### [What you should do]
Copy the material that follows word for word and omit its pictures.

** start **

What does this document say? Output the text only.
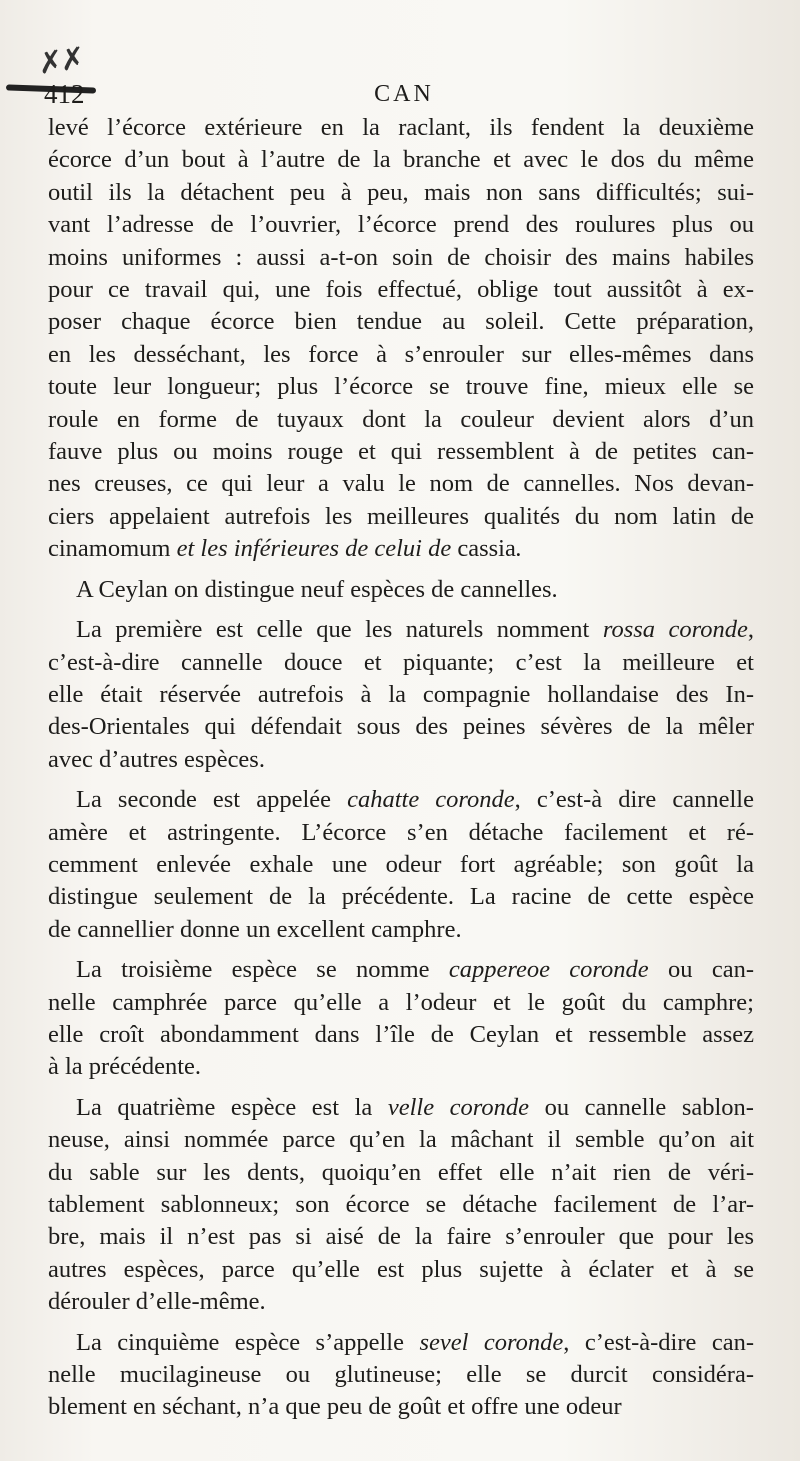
✗✗
412	CAN

levé l’écorce extérieure en la raclant, ils fendent la deuxième
écorce d’un bout à l’autre de la branche et avec le dos du même
outil ils la détachent peu à peu, mais non sans difficultés; sui-
vant l’adresse de l’ouvrier, l’écorce prend des roulures plus ou
moins uniformes : aussi a-t-on soin de choisir des mains habiles
pour ce travail qui, une fois effectué, oblige tout aussitôt à ex-
poser chaque écorce bien tendue au soleil. Cette préparation,
en les desséchant, les force à s’enrouler sur elles-mêmes dans
toute leur longueur; plus l’écorce se trouve fine, mieux elle se
roule en forme de tuyaux dont la couleur devient alors d’un
fauve plus ou moins rouge et qui ressemblent à de petites can-
nes creuses, ce qui leur a valu le nom de cannelles. Nos devan-
ciers appelaient autrefois les meilleures qualités du nom latin de
cinamomum et les inférieures de celui de cassia.

A Ceylan on distingue neuf espèces de cannelles.

La première est celle que les naturels nomment rossa coronde,
c’est-à-dire cannelle douce et piquante; c’est la meilleure et
elle était réservée autrefois à la compagnie hollandaise des In-
des-Orientales qui défendait sous des peines sévères de la mêler
avec d’autres espèces.

La seconde est appelée cahatte coronde, c’est-à dire cannelle
amère et astringente. L’écorce s’en détache facilement et ré-
cemment enlevée exhale une odeur fort agréable; son goût la
distingue seulement de la précédente. La racine de cette espèce
de cannellier donne un excellent camphre.

La troisième espèce se nomme cappereoe coronde ou can-
nelle camphrée parce qu’elle a l’odeur et le goût du camphre;
elle croît abondamment dans l’île de Ceylan et ressemble assez
à la précédente.

La quatrième espèce est la velle coronde ou cannelle sablon-
neuse, ainsi nommée parce qu’en la mâchant il semble qu’on ait
du sable sur les dents, quoiqu’en effet elle n’ait rien de véri-
tablement sablonneux; son écorce se détache facilement de l’ar-
bre, mais il n’est pas si aisé de la faire s’enrouler que pour les
autres espèces, parce qu’elle est plus sujette à éclater et à se
dérouler d’elle-même.

La cinquième espèce s’appelle sevel coronde, c’est-à-dire can-
nelle mucilagineuse ou glutineuse; elle se durcit considéra-
blement en séchant, n’a que peu de goût et offre une odeur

** end **

### [Reply to the task]
What does this document say? Output the text only.
✗✗
412	CAN

levé l’écorce extérieure en la raclant, ils fendent la deuxième
écorce d’un bout à l’autre de la branche et avec le dos du même
outil ils la détachent peu à peu, mais non sans difficultés; sui-
vant l’adresse de l’ouvrier, l’écorce prend des roulures plus ou
moins uniformes : aussi a-t-on soin de choisir des mains habiles
pour ce travail qui, une fois effectué, oblige tout aussitôt à ex-
poser chaque écorce bien tendue au soleil. Cette préparation,
en les desséchant, les force à s’enrouler sur elles-mêmes dans
toute leur longueur; plus l’écorce se trouve fine, mieux elle se
roule en forme de tuyaux dont la couleur devient alors d’un
fauve plus ou moins rouge et qui ressemblent à de petites can-
nes creuses, ce qui leur a valu le nom de cannelles. Nos devan-
ciers appelaient autrefois les meilleures qualités du nom latin de
cinamomum et les inférieures de celui de cassia.

A Ceylan on distingue neuf espèces de cannelles.

La première est celle que les naturels nomment rossa coronde,
c’est-à-dire cannelle douce et piquante; c’est la meilleure et
elle était réservée autrefois à la compagnie hollandaise des In-
des-Orientales qui défendait sous des peines sévères de la mêler
avec d’autres espèces.

La seconde est appelée cahatte coronde, c’est-à dire cannelle
amère et astringente. L’écorce s’en détache facilement et ré-
cemment enlevée exhale une odeur fort agréable; son goût la
distingue seulement de la précédente. La racine de cette espèce
de cannellier donne un excellent camphre.

La troisième espèce se nomme cappereoe coronde ou can-
nelle camphrée parce qu’elle a l’odeur et le goût du camphre;
elle croît abondamment dans l’île de Ceylan et ressemble assez
à la précédente.

La quatrième espèce est la velle coronde ou cannelle sablon-
neuse, ainsi nommée parce qu’en la mâchant il semble qu’on ait
du sable sur les dents, quoiqu’en effet elle n’ait rien de véri-
tablement sablonneux; son écorce se détache facilement de l’ar-
bre, mais il n’est pas si aisé de la faire s’enrouler que pour les
autres espèces, parce qu’elle est plus sujette à éclater et à se
dérouler d’elle-même.

La cinquième espèce s’appelle sevel coronde, c’est-à-dire can-
nelle mucilagineuse ou glutineuse; elle se durcit considéra-
blement en séchant, n’a que peu de goût et offre une odeur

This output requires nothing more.